TASK: Retype each record below word for word. Leave the pictures out.

** Start of DATA SHOWN **

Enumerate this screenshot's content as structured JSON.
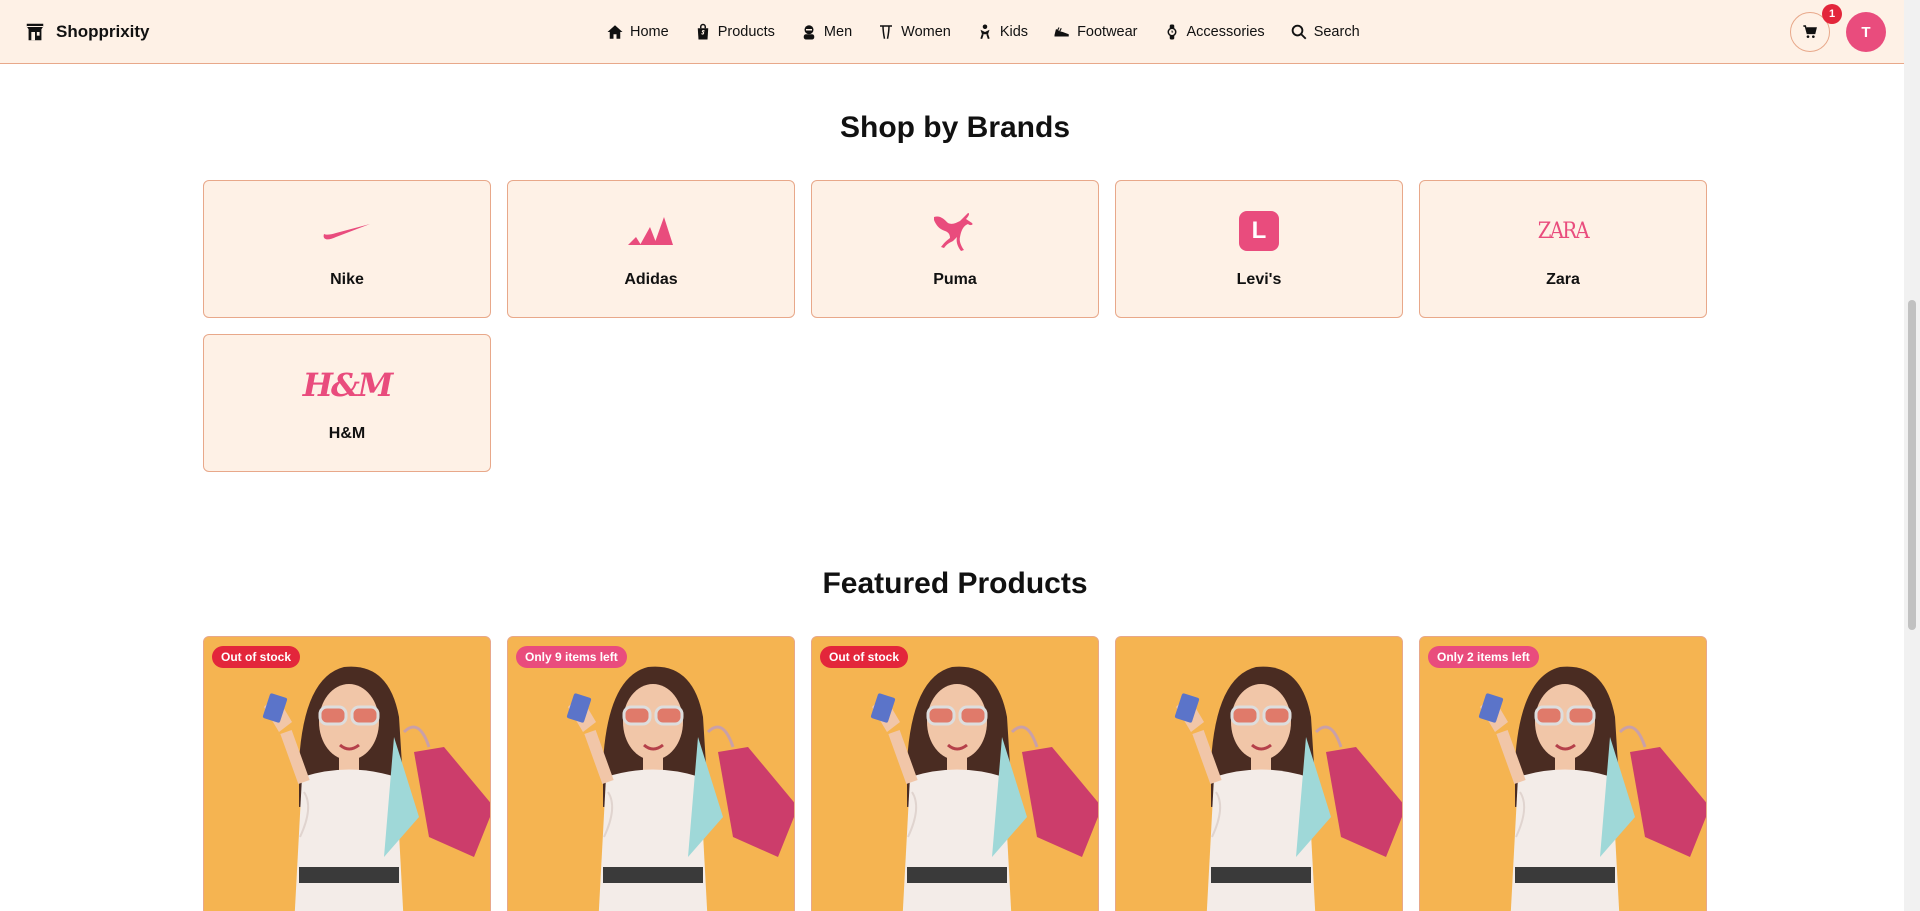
{
  "app": {
    "name": "Shopprixity"
  },
  "nav": {
    "links": [
      {
        "label": "Home",
        "icon": "home-icon"
      },
      {
        "label": "Products",
        "icon": "shopping-bag-icon"
      },
      {
        "label": "Men",
        "icon": "men-icon"
      },
      {
        "label": "Women",
        "icon": "women-icon"
      },
      {
        "label": "Kids",
        "icon": "kids-icon"
      },
      {
        "label": "Footwear",
        "icon": "shoe-icon"
      },
      {
        "label": "Accessories",
        "icon": "watch-icon"
      },
      {
        "label": "Search",
        "icon": "search-icon"
      }
    ]
  },
  "cart": {
    "count": "1",
    "icon": "cart-icon"
  },
  "user": {
    "initial": "T"
  },
  "brands_section": {
    "title": "Shop by Brands",
    "brands": [
      {
        "name": "Nike"
      },
      {
        "name": "Adidas"
      },
      {
        "name": "Puma"
      },
      {
        "name": "Levi's",
        "logo_text": "L"
      },
      {
        "name": "Zara",
        "logo_text": "ZARA"
      },
      {
        "name": "H&M",
        "logo_text": "H&M"
      }
    ]
  },
  "featured_section": {
    "title": "Featured Products",
    "products": [
      {
        "badge": "Out of stock",
        "badge_type": "out"
      },
      {
        "badge": "Only 9 items left",
        "badge_type": "low"
      },
      {
        "badge": "Out of stock",
        "badge_type": "out"
      },
      {
        "badge": "",
        "badge_type": "none"
      },
      {
        "badge": "Only 2 items left",
        "badge_type": "low"
      }
    ]
  },
  "colors": {
    "accent": "#e94c7d",
    "nav_bg": "#fef1e6",
    "border": "#e8a88a",
    "product_bg": "#f5b451",
    "badge_red": "#e3263b"
  }
}
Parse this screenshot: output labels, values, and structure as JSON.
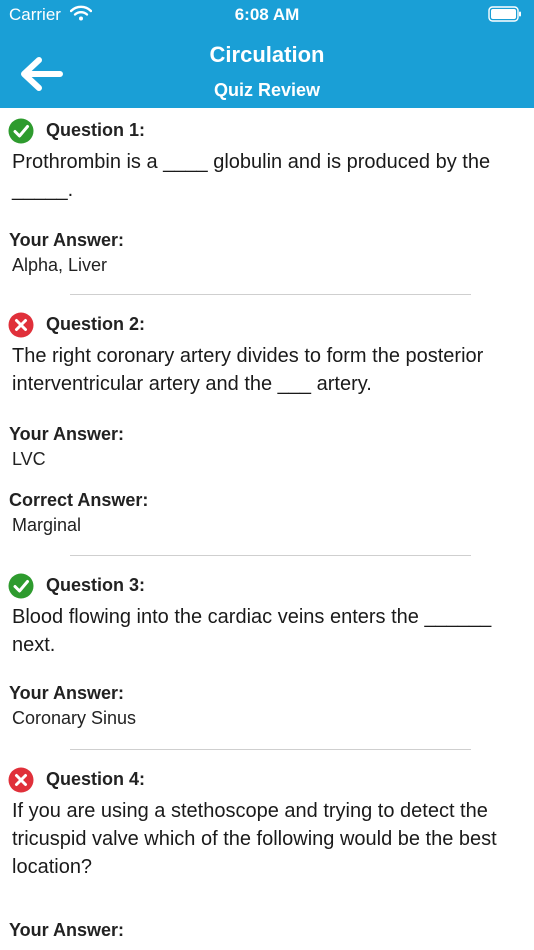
{
  "status_bar": {
    "carrier": "Carrier",
    "time": "6:08 AM"
  },
  "header": {
    "title": "Circulation",
    "subtitle": "Quiz Review",
    "bg_color": "#1a9fd6"
  },
  "labels": {
    "your_answer": "Your Answer:",
    "correct_answer": "Correct Answer:"
  },
  "questions": [
    {
      "label": "Question 1:",
      "status": "correct",
      "icon": "check-circle-icon",
      "text": "Prothrombin is a ____ globulin and is produced by the _____.",
      "your_answer": "Alpha, Liver"
    },
    {
      "label": "Question 2:",
      "status": "incorrect",
      "icon": "x-circle-icon",
      "text": "The right coronary artery divides to form the posterior interventricular artery and the ___ artery.",
      "your_answer": "LVC",
      "correct_answer": "Marginal"
    },
    {
      "label": "Question 3:",
      "status": "correct",
      "icon": "check-circle-icon",
      "text": "Blood flowing into the cardiac veins enters the ______ next.",
      "your_answer": "Coronary Sinus"
    },
    {
      "label": "Question 4:",
      "status": "incorrect",
      "icon": "x-circle-icon",
      "text": "If you are using a stethoscope and trying to detect the tricuspid valve which of the following would be the best location?",
      "your_answer": ""
    }
  ],
  "colors": {
    "correct": "#2e9b2e",
    "incorrect": "#e0303a",
    "divider": "#cfcfcf"
  }
}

** End of DATA SHOWN **

ANSWER TO THE PROBLEM:
Enumerate this screenshot's content as structured JSON.
{
  "app": {
    "name": "Shopprixity"
  },
  "nav": {
    "links": [
      {
        "label": "Home",
        "icon": "home-icon"
      },
      {
        "label": "Products",
        "icon": "shopping-bag-icon"
      },
      {
        "label": "Men",
        "icon": "men-icon"
      },
      {
        "label": "Women",
        "icon": "women-icon"
      },
      {
        "label": "Kids",
        "icon": "kids-icon"
      },
      {
        "label": "Footwear",
        "icon": "shoe-icon"
      },
      {
        "label": "Accessories",
        "icon": "watch-icon"
      },
      {
        "label": "Search",
        "icon": "search-icon"
      }
    ]
  },
  "cart": {
    "count": "1",
    "icon": "cart-icon"
  },
  "user": {
    "initial": "T"
  },
  "brands_section": {
    "title": "Shop by Brands",
    "brands": [
      {
        "name": "Nike"
      },
      {
        "name": "Adidas"
      },
      {
        "name": "Puma"
      },
      {
        "name": "Levi's",
        "logo_text": "L"
      },
      {
        "name": "Zara",
        "logo_text": "ZARA"
      },
      {
        "name": "H&M",
        "logo_text": "H&M"
      }
    ]
  },
  "featured_section": {
    "title": "Featured Products",
    "products": [
      {
        "badge": "Out of stock",
        "badge_type": "out"
      },
      {
        "badge": "Only 9 items left",
        "badge_type": "low"
      },
      {
        "badge": "Out of stock",
        "badge_type": "out"
      },
      {
        "badge": "",
        "badge_type": "none"
      },
      {
        "badge": "Only 2 items left",
        "badge_type": "low"
      }
    ]
  },
  "colors": {
    "accent": "#e94c7d",
    "nav_bg": "#fef1e6",
    "border": "#e8a88a",
    "product_bg": "#f5b451",
    "badge_red": "#e3263b"
  }
}
Parse this screenshot: output labels, values, and structure as JSON.
{
  "status_bar": {
    "carrier": "Carrier",
    "time": "6:08 AM"
  },
  "header": {
    "title": "Circulation",
    "subtitle": "Quiz Review",
    "bg_color": "#1a9fd6"
  },
  "labels": {
    "your_answer": "Your Answer:",
    "correct_answer": "Correct Answer:"
  },
  "questions": [
    {
      "label": "Question 1:",
      "status": "correct",
      "icon": "check-circle-icon",
      "text": "Prothrombin is a ____ globulin and is produced by the _____.",
      "your_answer": "Alpha, Liver"
    },
    {
      "label": "Question 2:",
      "status": "incorrect",
      "icon": "x-circle-icon",
      "text": "The right coronary artery divides to form the posterior interventricular artery and the ___ artery.",
      "your_answer": "LVC",
      "correct_answer": "Marginal"
    },
    {
      "label": "Question 3:",
      "status": "correct",
      "icon": "check-circle-icon",
      "text": "Blood flowing into the cardiac veins enters the ______ next.",
      "your_answer": "Coronary Sinus"
    },
    {
      "label": "Question 4:",
      "status": "incorrect",
      "icon": "x-circle-icon",
      "text": "If you are using a stethoscope and trying to detect the tricuspid valve which of the following would be the best location?",
      "your_answer": ""
    }
  ],
  "colors": {
    "correct": "#2e9b2e",
    "incorrect": "#e0303a",
    "divider": "#cfcfcf"
  }
}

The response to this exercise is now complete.